(begin)

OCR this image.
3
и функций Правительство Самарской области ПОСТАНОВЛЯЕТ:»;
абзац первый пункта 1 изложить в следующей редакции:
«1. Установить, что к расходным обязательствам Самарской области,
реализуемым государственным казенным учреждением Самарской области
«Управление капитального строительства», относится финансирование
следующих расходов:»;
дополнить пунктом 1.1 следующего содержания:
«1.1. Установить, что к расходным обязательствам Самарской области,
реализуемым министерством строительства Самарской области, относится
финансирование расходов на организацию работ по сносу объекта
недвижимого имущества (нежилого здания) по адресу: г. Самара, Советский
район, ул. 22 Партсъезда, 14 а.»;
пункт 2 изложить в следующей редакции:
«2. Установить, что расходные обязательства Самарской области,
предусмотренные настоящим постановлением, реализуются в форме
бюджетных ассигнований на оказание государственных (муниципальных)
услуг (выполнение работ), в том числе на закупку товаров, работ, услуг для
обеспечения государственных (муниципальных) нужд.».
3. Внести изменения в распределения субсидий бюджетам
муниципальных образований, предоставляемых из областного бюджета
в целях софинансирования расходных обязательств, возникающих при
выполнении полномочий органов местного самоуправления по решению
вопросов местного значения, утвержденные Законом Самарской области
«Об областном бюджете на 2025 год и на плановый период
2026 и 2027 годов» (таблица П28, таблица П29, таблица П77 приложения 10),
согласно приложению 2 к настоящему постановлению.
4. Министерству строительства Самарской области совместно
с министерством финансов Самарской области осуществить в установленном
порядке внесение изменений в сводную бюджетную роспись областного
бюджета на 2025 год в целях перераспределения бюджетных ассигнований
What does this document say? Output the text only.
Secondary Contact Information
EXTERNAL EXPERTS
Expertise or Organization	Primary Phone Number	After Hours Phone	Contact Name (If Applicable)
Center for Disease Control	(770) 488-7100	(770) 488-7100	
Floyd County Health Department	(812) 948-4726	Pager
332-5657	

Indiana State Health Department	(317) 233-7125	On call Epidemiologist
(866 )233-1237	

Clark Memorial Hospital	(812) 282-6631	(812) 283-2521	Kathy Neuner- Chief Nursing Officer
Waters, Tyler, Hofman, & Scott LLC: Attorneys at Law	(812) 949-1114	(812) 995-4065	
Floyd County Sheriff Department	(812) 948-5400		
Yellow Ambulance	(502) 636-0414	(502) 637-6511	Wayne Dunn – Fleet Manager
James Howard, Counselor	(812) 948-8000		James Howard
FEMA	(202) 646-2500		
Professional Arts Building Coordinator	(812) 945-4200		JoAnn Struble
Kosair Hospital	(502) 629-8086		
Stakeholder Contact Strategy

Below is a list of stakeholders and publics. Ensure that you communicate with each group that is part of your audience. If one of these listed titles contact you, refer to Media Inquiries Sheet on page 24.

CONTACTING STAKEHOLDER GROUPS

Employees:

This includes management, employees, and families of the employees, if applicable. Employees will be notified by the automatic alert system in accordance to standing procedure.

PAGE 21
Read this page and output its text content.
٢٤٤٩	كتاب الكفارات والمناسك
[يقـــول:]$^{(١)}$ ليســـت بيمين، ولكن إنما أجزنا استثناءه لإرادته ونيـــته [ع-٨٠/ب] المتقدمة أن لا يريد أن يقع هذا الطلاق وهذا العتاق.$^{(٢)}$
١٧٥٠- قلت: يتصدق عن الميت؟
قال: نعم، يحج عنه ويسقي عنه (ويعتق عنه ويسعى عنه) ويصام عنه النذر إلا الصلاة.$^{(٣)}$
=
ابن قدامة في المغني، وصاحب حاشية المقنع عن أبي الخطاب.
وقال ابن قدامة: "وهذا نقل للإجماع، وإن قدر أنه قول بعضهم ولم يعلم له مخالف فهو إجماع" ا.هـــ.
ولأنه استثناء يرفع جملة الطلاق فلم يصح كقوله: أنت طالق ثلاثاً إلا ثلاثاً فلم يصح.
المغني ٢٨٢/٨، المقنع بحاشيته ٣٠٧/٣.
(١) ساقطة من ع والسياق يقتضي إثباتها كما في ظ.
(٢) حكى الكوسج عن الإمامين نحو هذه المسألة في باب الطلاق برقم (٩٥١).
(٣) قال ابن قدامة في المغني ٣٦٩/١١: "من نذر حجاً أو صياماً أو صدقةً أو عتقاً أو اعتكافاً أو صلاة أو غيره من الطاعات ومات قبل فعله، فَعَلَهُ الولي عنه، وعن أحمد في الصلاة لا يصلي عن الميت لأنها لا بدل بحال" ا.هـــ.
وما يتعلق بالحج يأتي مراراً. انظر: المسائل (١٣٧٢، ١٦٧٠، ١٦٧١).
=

(end)

List each line in the listing that contains the string "области".

EXERCISE RESPONSE:
и функций Правительство Самарской области ПОСТАНОВЛЯЕТ:»;
«1. Установить, что к расходным обязательствам Самарской области,
реализуемым государственным казенным учреждением Самарской области
«1.1. Установить, что к расходным обязательствам Самарской области,
реализуемым министерством строительства Самарской области, относится
«2. Установить, что расходные обязательства Самарской области,
вопросов местного значения, утвержденные Законом Самарской области
4. Министерству строительства Самарской области совместно
с министерством финансов Самарской области осуществить в установленном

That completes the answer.